Extracted data entries:
------------------------------------------------------------
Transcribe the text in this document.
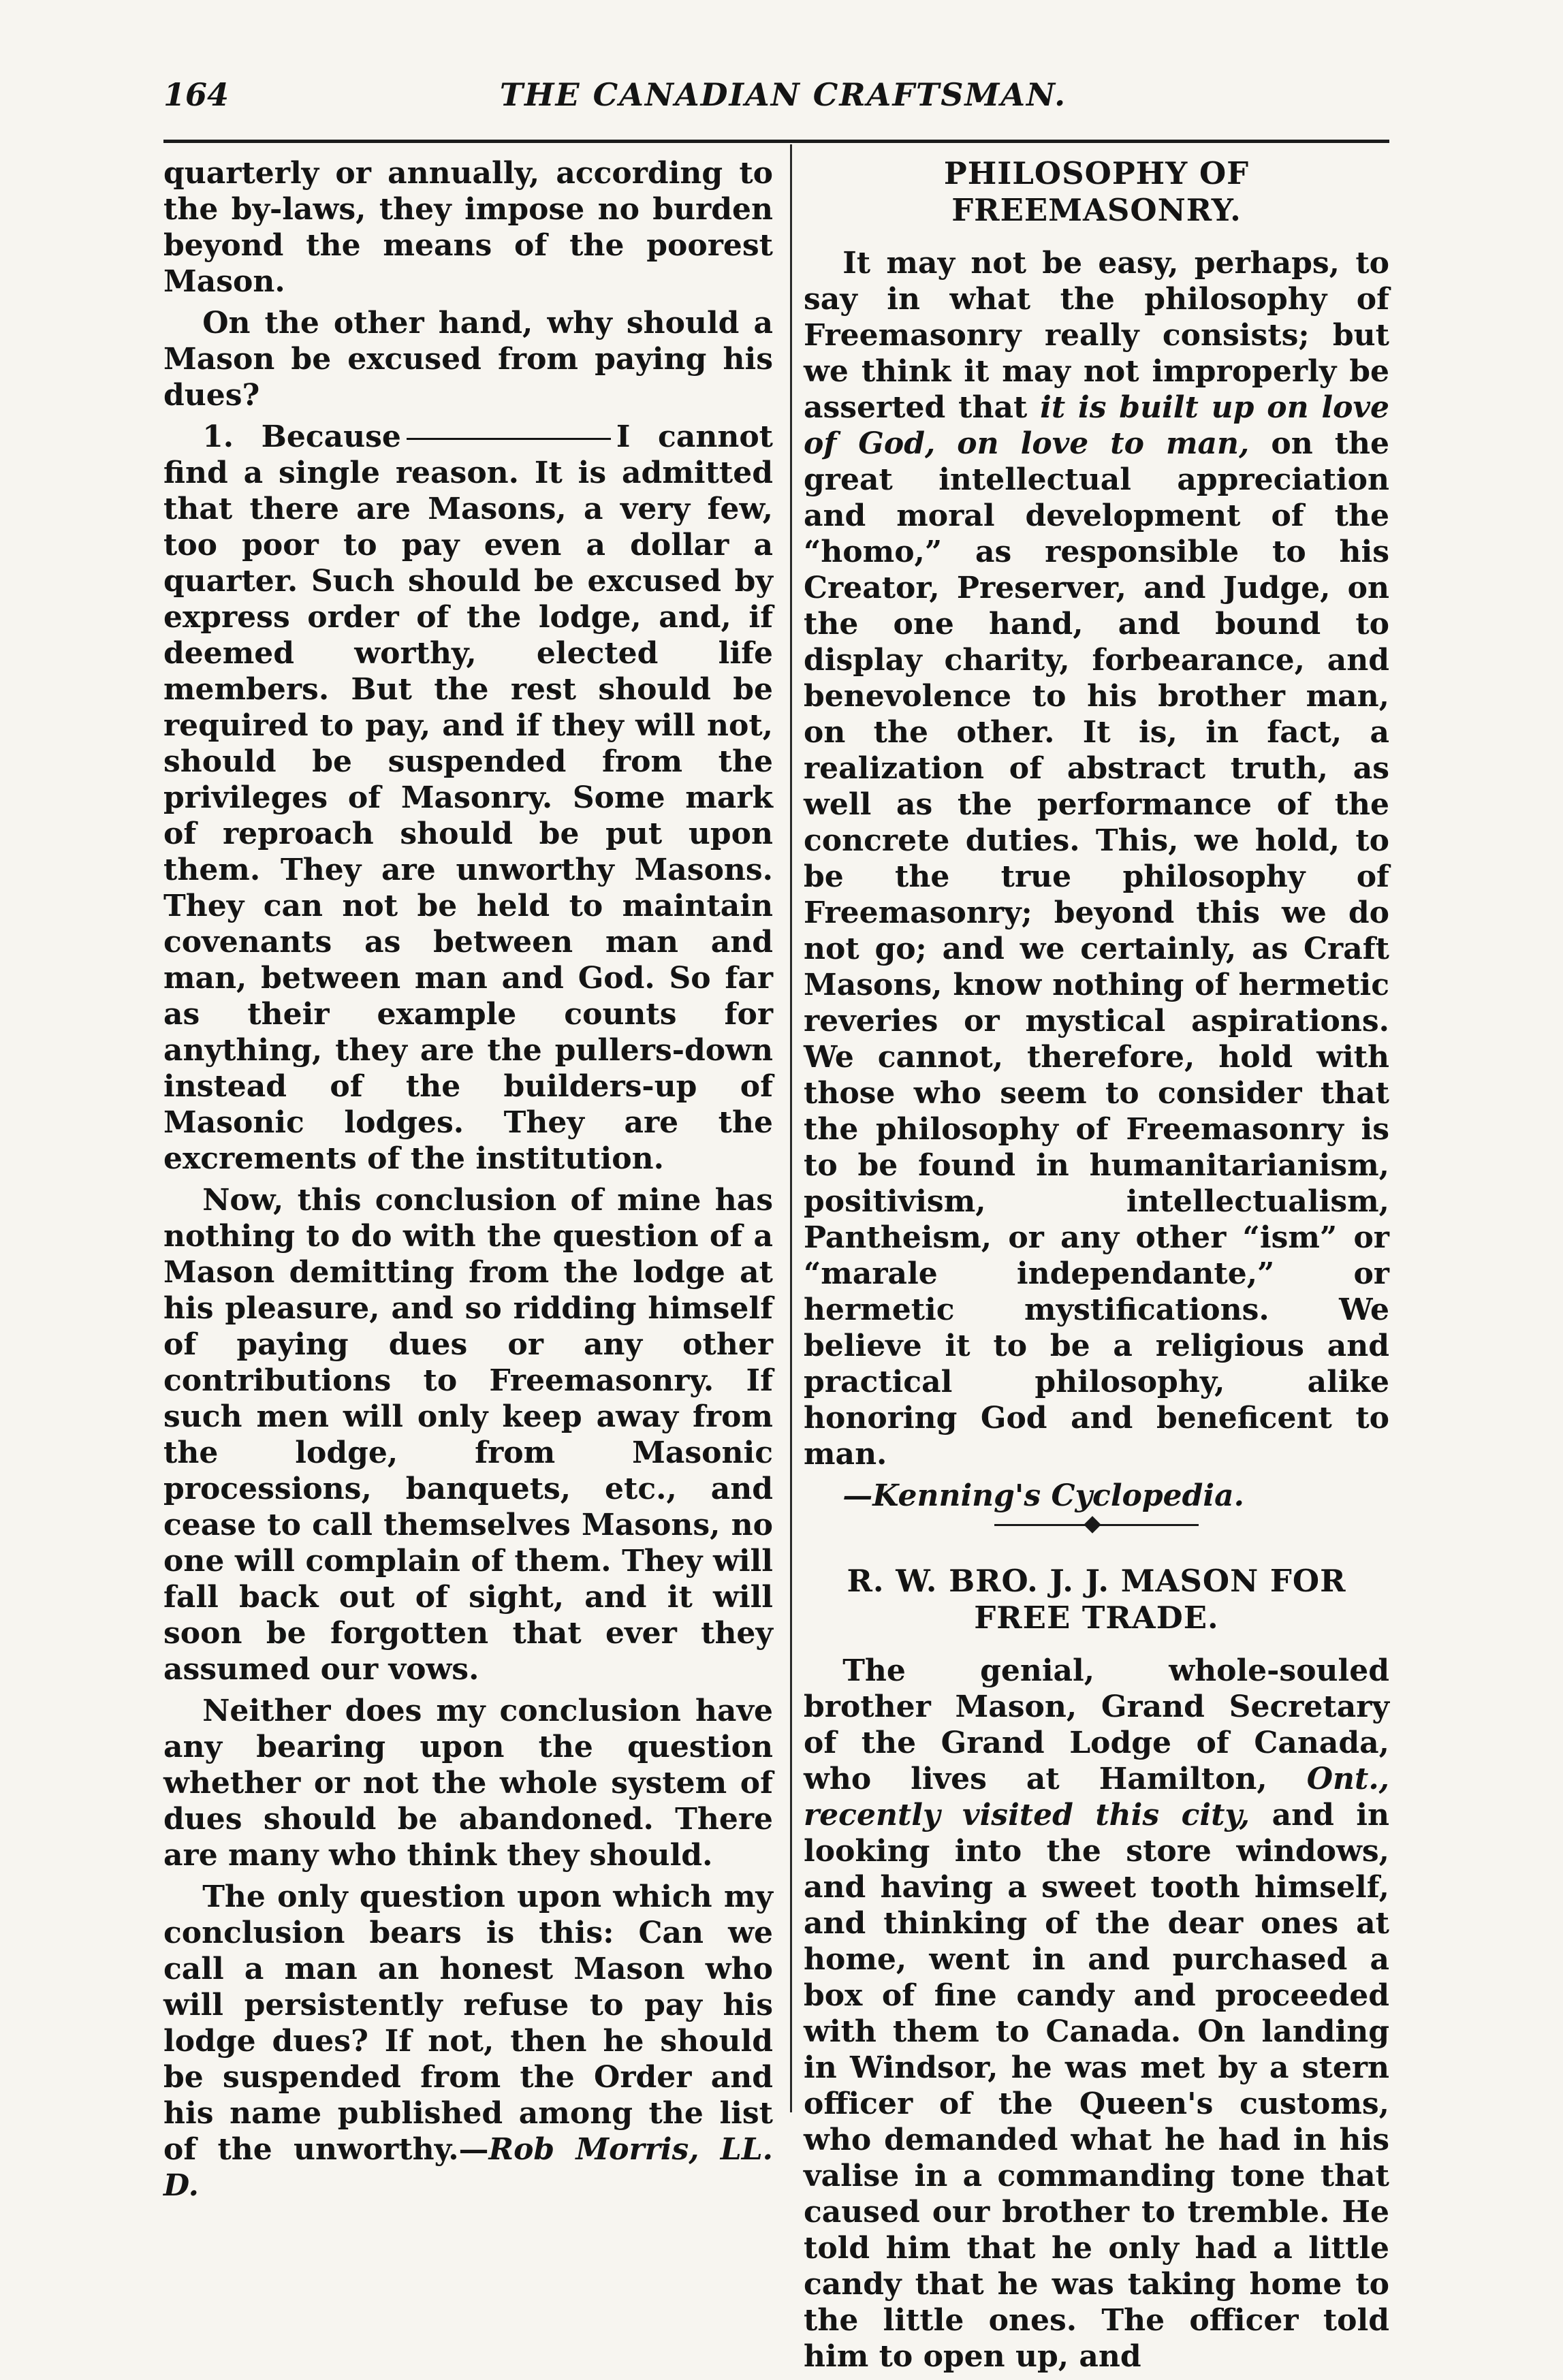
164	THE CANADIAN CRAFTSMAN.

quarterly or annually, according to the by-laws, they impose no burden beyond the means of the poorest Mason.

On the other hand, why should a Mason be excused from paying his dues?

1. Because	I cannot find a single reason. It is admitted that there are Masons, a very few, too poor to pay even a dollar a quarter. Such should be excused by express order of the lodge, and, if deemed worthy, elected life members. But the rest should be required to pay, and if they will not, should be suspended from the privileges of Masonry. Some mark of reproach should be put upon them. They are unworthy Masons. They can not be held to maintain covenants as between man and man, between man and God. So far as their example counts for anything, they are the pullers-down instead of the builders-up of Masonic lodges. They are the excrements of the institution.

Now, this conclusion of mine has nothing to do with the question of a Mason demitting from the lodge at his pleasure, and so ridding himself of paying dues or any other contributions to Freemasonry. If such men will only keep away from the lodge, from Masonic processions, banquets, etc., and cease to call themselves Masons, no one will complain of them. They will fall back out of sight, and it will soon be forgotten that ever they assumed our vows.

Neither does my conclusion have any bearing upon the question whether or not the whole system of dues should be abandoned. There are many who think they should.

The only question upon which my conclusion bears is this: Can we call a man an honest Mason who will persistently refuse to pay his lodge dues? If not, then he should be suspended from the Order and his name published among the list of the unworthy.—Rob Morris, LL. D.

PHILOSOPHY OF FREEMASONRY.

It may not be easy, perhaps, to say in what the philosophy of Freemasonry really consists; but we think it may not improperly be asserted that it is built up on love of God, on love to man, on the great intellectual appreciation and moral development of the “homo,” as responsible to his Creator, Preserver, and Judge, on the one hand, and bound to display charity, forbearance, and benevolence to his brother man, on the other. It is, in fact, a realization of abstract truth, as well as the performance of the concrete duties. This, we hold, to be the true philosophy of Freemasonry; beyond this we do not go; and we certainly, as Craft Masons, know nothing of hermetic reveries or mystical aspirations. We cannot, therefore, hold with those who seem to consider that the philosophy of Freemasonry is to be found in humanitarianism, positivism, intellectualism, Pantheism, or any other “ism” or “marale independante,” or hermetic mystifications. We believe it to be a religious and practical philosophy, alike honoring God and beneficent to man.

—Kenning's Cyclopedia.

R. W. BRO. J. J. MASON FOR FREE TRADE.

The genial, whole-souled brother Mason, Grand Secretary of the Grand Lodge of Canada, who lives at Hamilton, Ont., recently visited this city, and in looking into the store windows, and having a sweet tooth himself, and thinking of the dear ones at home, went in and purchased a box of fine candy and proceeded with them to Canada. On landing in Windsor, he was met by a stern officer of the Queen's customs, who demanded what he had in his valise in a commanding tone that caused our brother to tremble. He told him that he only had a little candy that he was taking home to the little ones. The officer told him to open up, and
------------------------------------------------------------
WORK TO BE COMPLETED >> A faithful copy of the records above is needed, with the pictures left out.

RESULT >>
Transcribe the text in this document.
164	THE CANADIAN CRAFTSMAN.

quarterly or annually, according to the by-laws, they impose no burden beyond the means of the poorest Mason.

On the other hand, why should a Mason be excused from paying his dues?

1. Because	I cannot find a single reason. It is admitted that there are Masons, a very few, too poor to pay even a dollar a quarter. Such should be excused by express order of the lodge, and, if deemed worthy, elected life members. But the rest should be required to pay, and if they will not, should be suspended from the privileges of Masonry. Some mark of reproach should be put upon them. They are unworthy Masons. They can not be held to maintain covenants as between man and man, between man and God. So far as their example counts for anything, they are the pullers-down instead of the builders-up of Masonic lodges. They are the excrements of the institution.

Now, this conclusion of mine has nothing to do with the question of a Mason demitting from the lodge at his pleasure, and so ridding himself of paying dues or any other contributions to Freemasonry. If such men will only keep away from the lodge, from Masonic processions, banquets, etc., and cease to call themselves Masons, no one will complain of them. They will fall back out of sight, and it will soon be forgotten that ever they assumed our vows.

Neither does my conclusion have any bearing upon the question whether or not the whole system of dues should be abandoned. There are many who think they should.

The only question upon which my conclusion bears is this: Can we call a man an honest Mason who will persistently refuse to pay his lodge dues? If not, then he should be suspended from the Order and his name published among the list of the unworthy.—Rob Morris, LL. D.

PHILOSOPHY OF FREEMASONRY.

It may not be easy, perhaps, to say in what the philosophy of Freemasonry really consists; but we think it may not improperly be asserted that it is built up on love of God, on love to man, on the great intellectual appreciation and moral development of the “homo,” as responsible to his Creator, Preserver, and Judge, on the one hand, and bound to display charity, forbearance, and benevolence to his brother man, on the other. It is, in fact, a realization of abstract truth, as well as the performance of the concrete duties. This, we hold, to be the true philosophy of Freemasonry; beyond this we do not go; and we certainly, as Craft Masons, know nothing of hermetic reveries or mystical aspirations. We cannot, therefore, hold with those who seem to consider that the philosophy of Freemasonry is to be found in humanitarianism, positivism, intellectualism, Pantheism, or any other “ism” or “marale independante,” or hermetic mystifications. We believe it to be a religious and practical philosophy, alike honoring God and beneficent to man.

—Kenning's Cyclopedia.

R. W. BRO. J. J. MASON FOR FREE TRADE.

The genial, whole-souled brother Mason, Grand Secretary of the Grand Lodge of Canada, who lives at Hamilton, Ont., recently visited this city, and in looking into the store windows, and having a sweet tooth himself, and thinking of the dear ones at home, went in and purchased a box of fine candy and proceeded with them to Canada. On landing in Windsor, he was met by a stern officer of the Queen's customs, who demanded what he had in his valise in a commanding tone that caused our brother to tremble. He told him that he only had a little candy that he was taking home to the little ones. The officer told him to open up, and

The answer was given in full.